_Objective_. In full and without deviation, write out the entries that follow.

^^^^^^^^

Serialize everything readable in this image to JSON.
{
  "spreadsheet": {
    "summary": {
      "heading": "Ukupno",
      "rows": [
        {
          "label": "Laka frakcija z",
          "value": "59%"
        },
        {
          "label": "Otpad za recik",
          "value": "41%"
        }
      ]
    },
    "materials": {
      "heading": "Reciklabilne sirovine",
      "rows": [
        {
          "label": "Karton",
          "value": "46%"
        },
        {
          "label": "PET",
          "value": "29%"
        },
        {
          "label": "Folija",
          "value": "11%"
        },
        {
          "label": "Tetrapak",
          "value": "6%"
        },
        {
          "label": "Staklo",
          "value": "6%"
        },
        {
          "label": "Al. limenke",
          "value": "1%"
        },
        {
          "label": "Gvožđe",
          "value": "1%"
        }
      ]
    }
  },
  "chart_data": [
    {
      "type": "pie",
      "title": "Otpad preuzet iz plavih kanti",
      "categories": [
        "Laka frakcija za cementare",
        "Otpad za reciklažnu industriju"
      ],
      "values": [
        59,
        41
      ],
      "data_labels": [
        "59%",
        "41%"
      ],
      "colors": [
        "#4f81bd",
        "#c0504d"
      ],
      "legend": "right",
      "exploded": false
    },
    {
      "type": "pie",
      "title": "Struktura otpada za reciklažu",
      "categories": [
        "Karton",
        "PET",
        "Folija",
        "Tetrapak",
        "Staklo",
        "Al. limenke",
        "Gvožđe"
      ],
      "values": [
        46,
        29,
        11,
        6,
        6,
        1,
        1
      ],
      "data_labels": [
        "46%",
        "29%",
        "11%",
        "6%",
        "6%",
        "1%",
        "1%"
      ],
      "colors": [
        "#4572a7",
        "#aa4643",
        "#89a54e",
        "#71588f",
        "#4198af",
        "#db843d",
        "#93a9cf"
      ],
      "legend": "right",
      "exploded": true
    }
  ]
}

^^^^^^^^

_Response to the task_.
Serialize everything readable in this image to JSON.
{
  "spreadsheet": {
    "summary": {
      "heading": "Ukupno",
      "rows": [
        {
          "label": "Laka frakcija z",
          "value": "59%"
        },
        {
          "label": "Otpad za recik",
          "value": "41%"
        }
      ]
    },
    "materials": {
      "heading": "Reciklabilne sirovine",
      "rows": [
        {
          "label": "Karton",
          "value": "46%"
        },
        {
          "label": "PET",
          "value": "29%"
        },
        {
          "label": "Folija",
          "value": "11%"
        },
        {
          "label": "Tetrapak",
          "value": "6%"
        },
        {
          "label": "Staklo",
          "value": "6%"
        },
        {
          "label": "Al. limenke",
          "value": "1%"
        },
        {
          "label": "Gvožđe",
          "value": "1%"
        }
      ]
    }
  },
  "chart_data": [
    {
      "type": "pie",
      "title": "Otpad preuzet iz plavih kanti",
      "categories": [
        "Laka frakcija za cementare",
        "Otpad za reciklažnu industriju"
      ],
      "values": [
        59,
        41
      ],
      "data_labels": [
        "59%",
        "41%"
      ],
      "colors": [
        "#4f81bd",
        "#c0504d"
      ],
      "legend": "right",
      "exploded": false
    },
    {
      "type": "pie",
      "title": "Struktura otpada za reciklažu",
      "categories": [
        "Karton",
        "PET",
        "Folija",
        "Tetrapak",
        "Staklo",
        "Al. limenke",
        "Gvožđe"
      ],
      "values": [
        46,
        29,
        11,
        6,
        6,
        1,
        1
      ],
      "data_labels": [
        "46%",
        "29%",
        "11%",
        "6%",
        "6%",
        "1%",
        "1%"
      ],
      "colors": [
        "#4572a7",
        "#aa4643",
        "#89a54e",
        "#71588f",
        "#4198af",
        "#db843d",
        "#93a9cf"
      ],
      "legend": "right",
      "exploded": true
    }
  ]
}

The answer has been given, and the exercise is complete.